#### Problem statement
Find the string "Ties" in the entries and copy each line that has it.
--- Begin Material provided ---
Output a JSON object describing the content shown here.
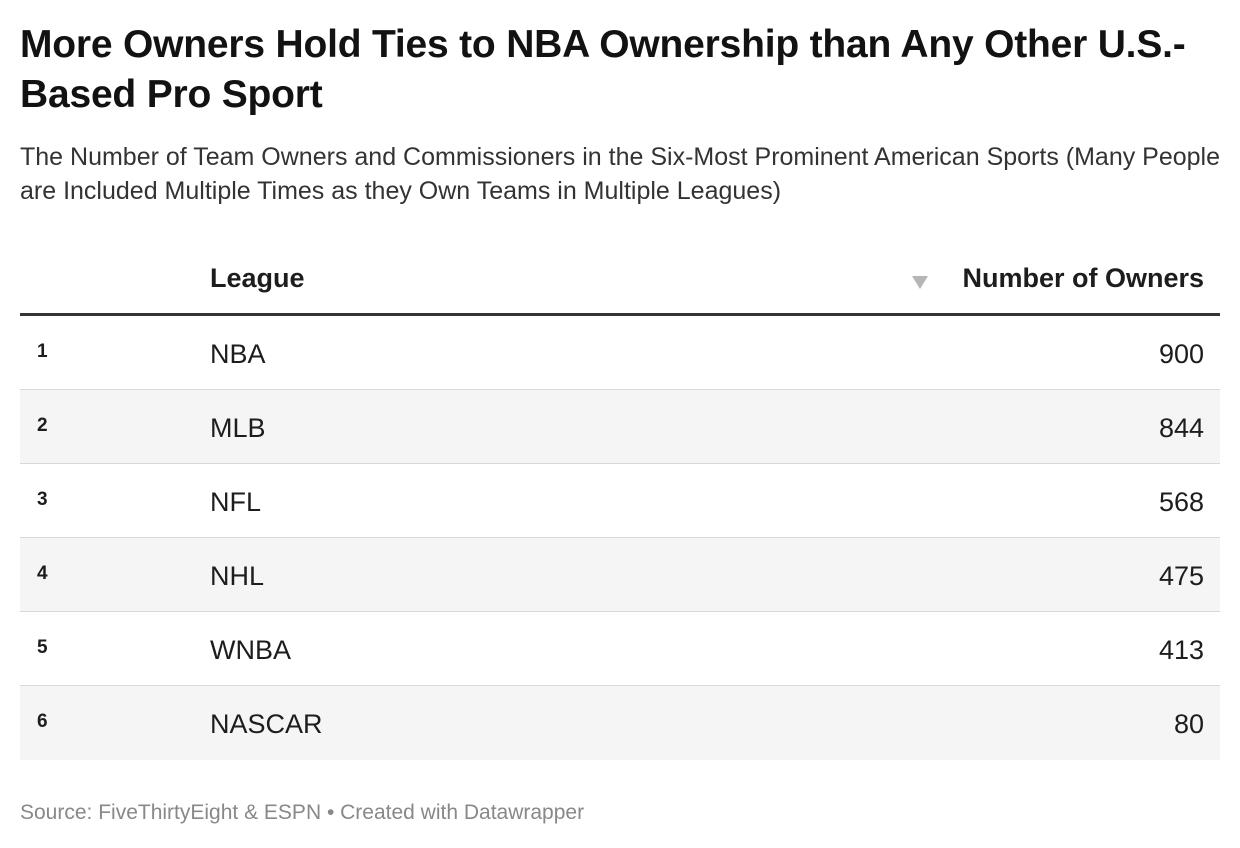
{
  "title": "More Owners Hold Ties to NBA Ownership than Any Other U.S.-Based Pro Sport",
  "subtitle": "The Number of Team Owners and Commissioners in the Six-Most Prominent American Sports (Many People are Included Multiple Times as they Own Teams in Multiple Leagues)",
  "footer": "Source: FiveThirtyEight & ESPN • Created with Datawrapper",
  "table": {
    "columns": [
      "League",
      "Number of Owners"
    ],
    "sort_icon": "sort-descending-icon"
  },
  "chart_data": {
    "type": "table",
    "title": "More Owners Hold Ties to NBA Ownership than Any Other U.S.-Based Pro Sport",
    "columns": [
      "League",
      "Number of Owners"
    ],
    "rows": [
      {
        "rank": "1",
        "league": "NBA",
        "owners": "900"
      },
      {
        "rank": "2",
        "league": "MLB",
        "owners": "844"
      },
      {
        "rank": "3",
        "league": "NFL",
        "owners": "568"
      },
      {
        "rank": "4",
        "league": "NHL",
        "owners": "475"
      },
      {
        "rank": "5",
        "league": "WNBA",
        "owners": "413"
      },
      {
        "rank": "6",
        "league": "NASCAR",
        "owners": "80"
      }
    ]
  },
  "colors": {
    "text": "#1d1d1d",
    "alt_row": "#f5f5f5",
    "header_rule": "#333333",
    "footer_text": "#888888"
  }
}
--- End Material provided ---
#### Output for this task
  "title": "More Owners Hold Ties to NBA Ownership than Any Other U.S.-Based Pro Sport",
    "title": "More Owners Hold Ties to NBA Ownership than Any Other U.S.-Based Pro Sport",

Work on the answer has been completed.